Written task
From the records below, pull each line that has "知识产权城市论坛".

Given information

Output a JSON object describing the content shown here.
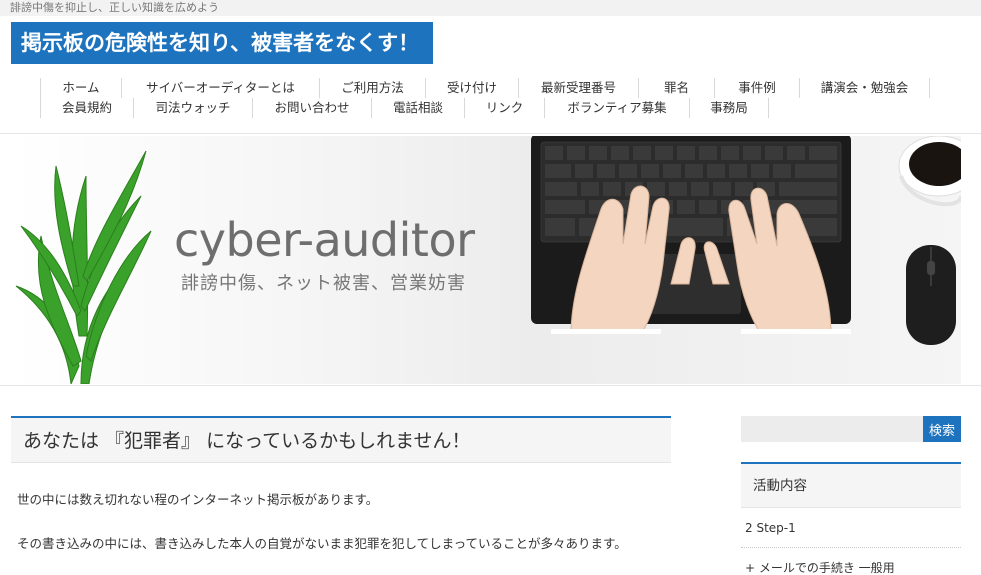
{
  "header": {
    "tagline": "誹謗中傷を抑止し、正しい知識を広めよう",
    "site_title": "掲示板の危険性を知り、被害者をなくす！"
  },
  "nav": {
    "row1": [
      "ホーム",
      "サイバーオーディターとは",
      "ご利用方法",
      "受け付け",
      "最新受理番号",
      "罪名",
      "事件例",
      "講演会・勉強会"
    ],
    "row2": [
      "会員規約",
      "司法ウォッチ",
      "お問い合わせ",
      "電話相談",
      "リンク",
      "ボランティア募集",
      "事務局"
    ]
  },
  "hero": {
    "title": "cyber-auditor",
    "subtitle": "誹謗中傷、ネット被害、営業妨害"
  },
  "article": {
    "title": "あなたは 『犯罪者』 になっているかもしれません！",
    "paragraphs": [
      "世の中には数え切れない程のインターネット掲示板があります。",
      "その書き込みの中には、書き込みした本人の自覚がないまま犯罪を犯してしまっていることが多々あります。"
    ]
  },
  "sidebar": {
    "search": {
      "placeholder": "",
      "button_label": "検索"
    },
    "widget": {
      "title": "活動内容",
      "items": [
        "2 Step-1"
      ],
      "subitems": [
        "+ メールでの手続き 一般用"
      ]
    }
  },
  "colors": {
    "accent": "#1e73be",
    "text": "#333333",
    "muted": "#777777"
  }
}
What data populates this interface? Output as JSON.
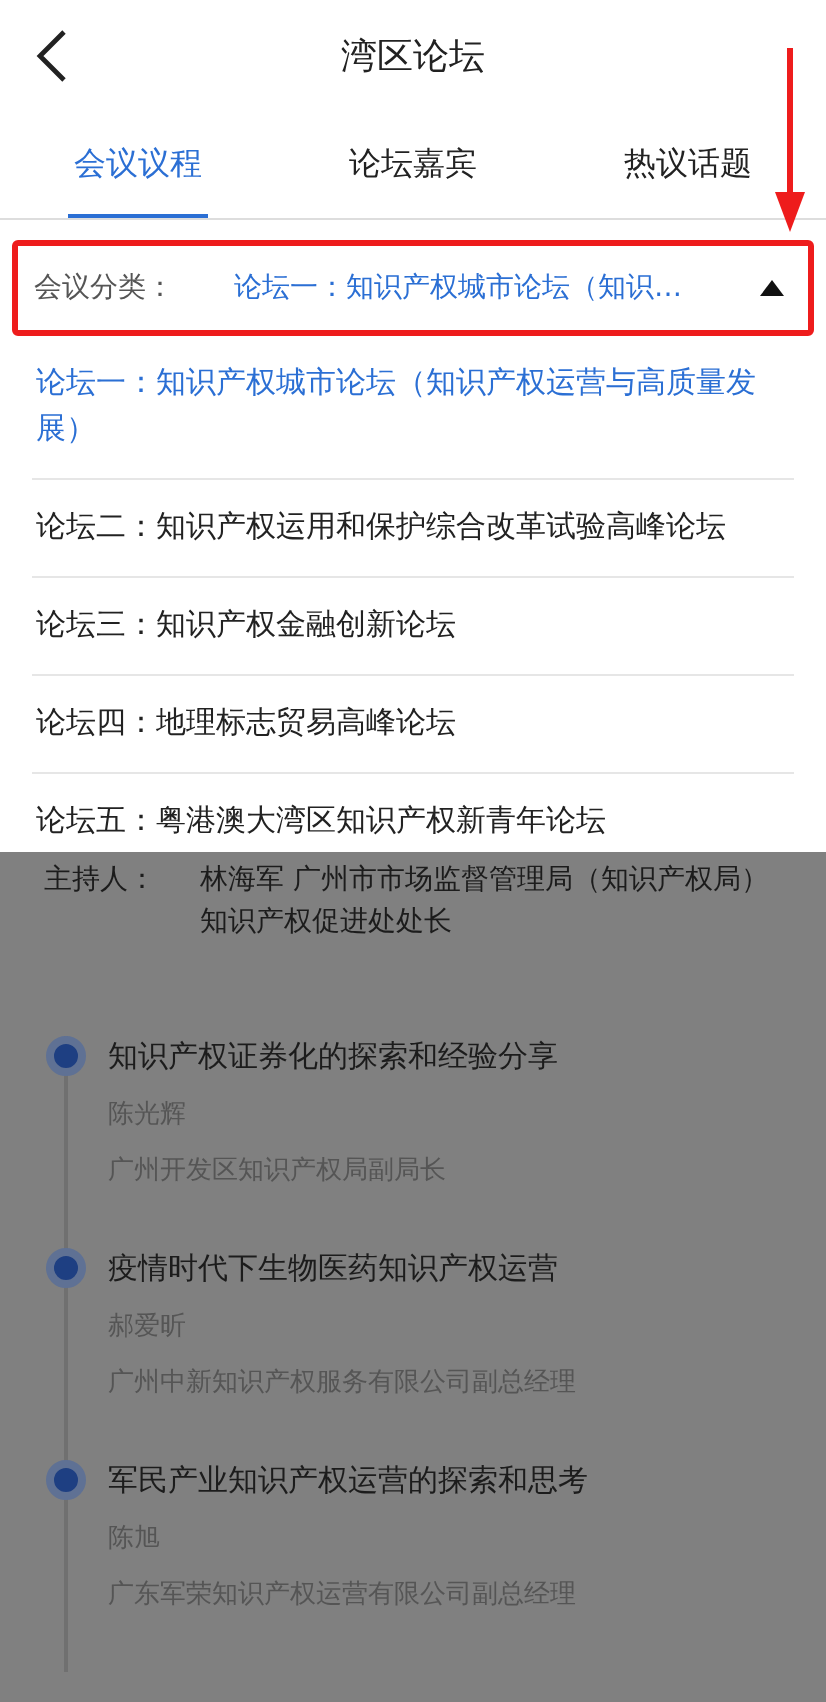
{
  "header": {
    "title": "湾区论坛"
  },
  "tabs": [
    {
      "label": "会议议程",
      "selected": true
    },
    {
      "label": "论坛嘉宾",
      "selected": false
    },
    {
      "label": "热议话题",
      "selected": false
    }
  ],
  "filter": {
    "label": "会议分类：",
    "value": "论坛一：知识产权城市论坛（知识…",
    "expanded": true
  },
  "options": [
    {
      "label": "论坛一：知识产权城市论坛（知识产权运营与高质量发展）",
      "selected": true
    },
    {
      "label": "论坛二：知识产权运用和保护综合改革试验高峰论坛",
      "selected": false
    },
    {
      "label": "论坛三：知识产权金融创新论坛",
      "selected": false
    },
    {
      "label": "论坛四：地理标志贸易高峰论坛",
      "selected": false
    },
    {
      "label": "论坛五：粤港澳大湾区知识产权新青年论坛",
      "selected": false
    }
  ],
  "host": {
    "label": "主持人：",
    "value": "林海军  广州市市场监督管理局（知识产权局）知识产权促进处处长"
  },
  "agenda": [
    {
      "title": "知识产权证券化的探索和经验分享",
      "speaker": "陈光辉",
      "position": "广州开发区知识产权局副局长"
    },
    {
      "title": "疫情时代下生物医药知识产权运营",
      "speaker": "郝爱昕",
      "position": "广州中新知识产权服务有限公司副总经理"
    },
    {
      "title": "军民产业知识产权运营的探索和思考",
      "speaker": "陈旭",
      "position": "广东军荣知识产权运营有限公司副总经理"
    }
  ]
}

Task result
    "value": "论坛一：知识产权城市论坛（知识…",
      "label": "论坛一：知识产权城市论坛（知识产权运营与高质量发展）",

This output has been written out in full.